Pull out all lines from the listing below in which the word "time" appears.

--*--

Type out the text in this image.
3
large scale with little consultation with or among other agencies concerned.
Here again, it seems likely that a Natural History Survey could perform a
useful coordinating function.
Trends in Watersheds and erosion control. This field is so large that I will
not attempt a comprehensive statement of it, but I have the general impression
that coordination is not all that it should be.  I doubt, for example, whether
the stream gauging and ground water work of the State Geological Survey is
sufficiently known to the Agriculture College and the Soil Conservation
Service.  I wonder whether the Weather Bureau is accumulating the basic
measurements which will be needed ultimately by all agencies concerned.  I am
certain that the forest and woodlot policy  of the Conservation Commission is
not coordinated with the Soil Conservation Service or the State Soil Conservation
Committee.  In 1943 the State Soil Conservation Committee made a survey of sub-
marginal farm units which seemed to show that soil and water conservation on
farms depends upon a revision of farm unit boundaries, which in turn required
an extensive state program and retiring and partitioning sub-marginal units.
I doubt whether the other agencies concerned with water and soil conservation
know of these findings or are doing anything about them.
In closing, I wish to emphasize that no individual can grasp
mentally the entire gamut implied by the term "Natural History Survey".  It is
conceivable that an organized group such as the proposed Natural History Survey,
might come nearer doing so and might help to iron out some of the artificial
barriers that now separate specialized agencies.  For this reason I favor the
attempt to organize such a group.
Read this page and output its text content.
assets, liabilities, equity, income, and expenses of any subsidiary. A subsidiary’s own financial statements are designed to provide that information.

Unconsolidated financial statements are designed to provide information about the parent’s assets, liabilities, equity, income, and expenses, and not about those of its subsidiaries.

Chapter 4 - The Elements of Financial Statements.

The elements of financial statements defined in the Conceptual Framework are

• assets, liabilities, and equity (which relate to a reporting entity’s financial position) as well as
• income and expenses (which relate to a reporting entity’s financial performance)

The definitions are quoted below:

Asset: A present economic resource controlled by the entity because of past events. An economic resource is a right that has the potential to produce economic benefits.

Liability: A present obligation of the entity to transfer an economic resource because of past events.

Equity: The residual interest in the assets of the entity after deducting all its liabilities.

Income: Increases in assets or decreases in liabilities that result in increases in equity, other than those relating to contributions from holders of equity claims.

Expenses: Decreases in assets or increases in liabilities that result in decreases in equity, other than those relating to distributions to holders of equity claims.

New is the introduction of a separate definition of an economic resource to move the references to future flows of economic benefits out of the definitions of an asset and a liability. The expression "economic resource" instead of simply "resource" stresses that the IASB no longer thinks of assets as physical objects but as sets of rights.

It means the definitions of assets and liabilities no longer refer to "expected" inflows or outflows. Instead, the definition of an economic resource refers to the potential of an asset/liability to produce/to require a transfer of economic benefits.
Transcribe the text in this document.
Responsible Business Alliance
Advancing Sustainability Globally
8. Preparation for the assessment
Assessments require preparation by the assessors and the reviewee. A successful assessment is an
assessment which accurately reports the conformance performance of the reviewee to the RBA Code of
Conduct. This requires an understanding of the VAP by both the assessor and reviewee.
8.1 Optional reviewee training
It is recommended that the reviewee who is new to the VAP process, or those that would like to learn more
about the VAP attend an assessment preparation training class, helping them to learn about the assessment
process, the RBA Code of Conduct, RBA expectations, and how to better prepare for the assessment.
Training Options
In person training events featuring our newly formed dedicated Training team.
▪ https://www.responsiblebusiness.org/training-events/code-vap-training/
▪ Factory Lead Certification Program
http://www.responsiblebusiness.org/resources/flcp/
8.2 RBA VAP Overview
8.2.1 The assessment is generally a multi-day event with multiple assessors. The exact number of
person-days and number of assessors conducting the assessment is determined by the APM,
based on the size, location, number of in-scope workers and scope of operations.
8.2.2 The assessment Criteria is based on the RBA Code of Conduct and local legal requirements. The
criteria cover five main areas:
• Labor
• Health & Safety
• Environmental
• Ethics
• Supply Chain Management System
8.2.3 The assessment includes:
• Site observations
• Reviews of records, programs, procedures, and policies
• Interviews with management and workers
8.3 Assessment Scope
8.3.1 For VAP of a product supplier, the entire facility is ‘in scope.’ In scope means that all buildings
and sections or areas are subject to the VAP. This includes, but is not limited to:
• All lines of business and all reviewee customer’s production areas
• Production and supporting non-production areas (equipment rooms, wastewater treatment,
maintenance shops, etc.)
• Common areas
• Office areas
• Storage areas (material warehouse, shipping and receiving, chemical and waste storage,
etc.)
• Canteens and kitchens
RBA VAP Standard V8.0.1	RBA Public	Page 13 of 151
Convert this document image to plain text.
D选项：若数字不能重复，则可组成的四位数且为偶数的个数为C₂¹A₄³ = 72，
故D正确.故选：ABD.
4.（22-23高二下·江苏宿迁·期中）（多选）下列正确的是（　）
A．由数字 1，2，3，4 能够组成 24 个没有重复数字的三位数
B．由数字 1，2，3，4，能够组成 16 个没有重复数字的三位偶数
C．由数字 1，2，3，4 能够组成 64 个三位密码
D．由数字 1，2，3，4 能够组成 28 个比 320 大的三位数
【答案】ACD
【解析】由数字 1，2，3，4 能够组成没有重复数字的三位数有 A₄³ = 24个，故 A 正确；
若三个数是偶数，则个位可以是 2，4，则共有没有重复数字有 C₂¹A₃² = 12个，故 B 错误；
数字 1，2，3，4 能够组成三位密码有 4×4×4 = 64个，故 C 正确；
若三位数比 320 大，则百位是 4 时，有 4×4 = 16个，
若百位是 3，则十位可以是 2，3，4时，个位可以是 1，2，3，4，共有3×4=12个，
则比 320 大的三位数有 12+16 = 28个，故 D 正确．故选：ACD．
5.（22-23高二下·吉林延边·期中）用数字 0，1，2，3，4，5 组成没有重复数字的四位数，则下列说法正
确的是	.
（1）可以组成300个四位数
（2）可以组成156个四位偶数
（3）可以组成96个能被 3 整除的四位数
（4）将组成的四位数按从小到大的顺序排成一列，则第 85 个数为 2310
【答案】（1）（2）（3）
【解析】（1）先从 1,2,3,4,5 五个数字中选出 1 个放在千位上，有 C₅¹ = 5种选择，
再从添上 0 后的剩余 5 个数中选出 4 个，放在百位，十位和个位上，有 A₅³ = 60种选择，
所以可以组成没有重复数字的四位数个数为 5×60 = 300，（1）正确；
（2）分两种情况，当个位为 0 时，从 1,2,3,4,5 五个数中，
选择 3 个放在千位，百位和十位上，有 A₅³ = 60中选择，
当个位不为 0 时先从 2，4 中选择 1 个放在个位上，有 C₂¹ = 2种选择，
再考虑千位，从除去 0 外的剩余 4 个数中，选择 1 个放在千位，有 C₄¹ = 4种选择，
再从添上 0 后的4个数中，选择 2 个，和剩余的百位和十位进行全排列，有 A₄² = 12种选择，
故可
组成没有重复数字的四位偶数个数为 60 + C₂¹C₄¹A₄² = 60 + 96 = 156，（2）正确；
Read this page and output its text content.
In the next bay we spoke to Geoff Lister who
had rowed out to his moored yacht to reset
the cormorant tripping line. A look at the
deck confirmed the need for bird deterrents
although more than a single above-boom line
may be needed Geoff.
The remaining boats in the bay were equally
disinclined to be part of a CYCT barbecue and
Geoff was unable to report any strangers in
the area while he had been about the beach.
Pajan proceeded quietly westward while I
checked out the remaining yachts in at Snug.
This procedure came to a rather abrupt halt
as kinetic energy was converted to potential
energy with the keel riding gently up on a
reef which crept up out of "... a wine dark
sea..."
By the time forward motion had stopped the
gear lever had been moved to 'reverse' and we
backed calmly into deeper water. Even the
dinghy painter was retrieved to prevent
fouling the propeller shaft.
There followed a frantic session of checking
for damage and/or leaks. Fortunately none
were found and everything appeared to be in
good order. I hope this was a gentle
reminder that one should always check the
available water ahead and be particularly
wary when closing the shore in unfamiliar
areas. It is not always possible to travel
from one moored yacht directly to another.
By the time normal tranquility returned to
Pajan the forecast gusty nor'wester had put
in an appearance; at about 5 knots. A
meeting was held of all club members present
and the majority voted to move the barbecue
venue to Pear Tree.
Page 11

--*--

## Solved exercise
By the time forward motion had stopped the
By the time normal tranquility returned to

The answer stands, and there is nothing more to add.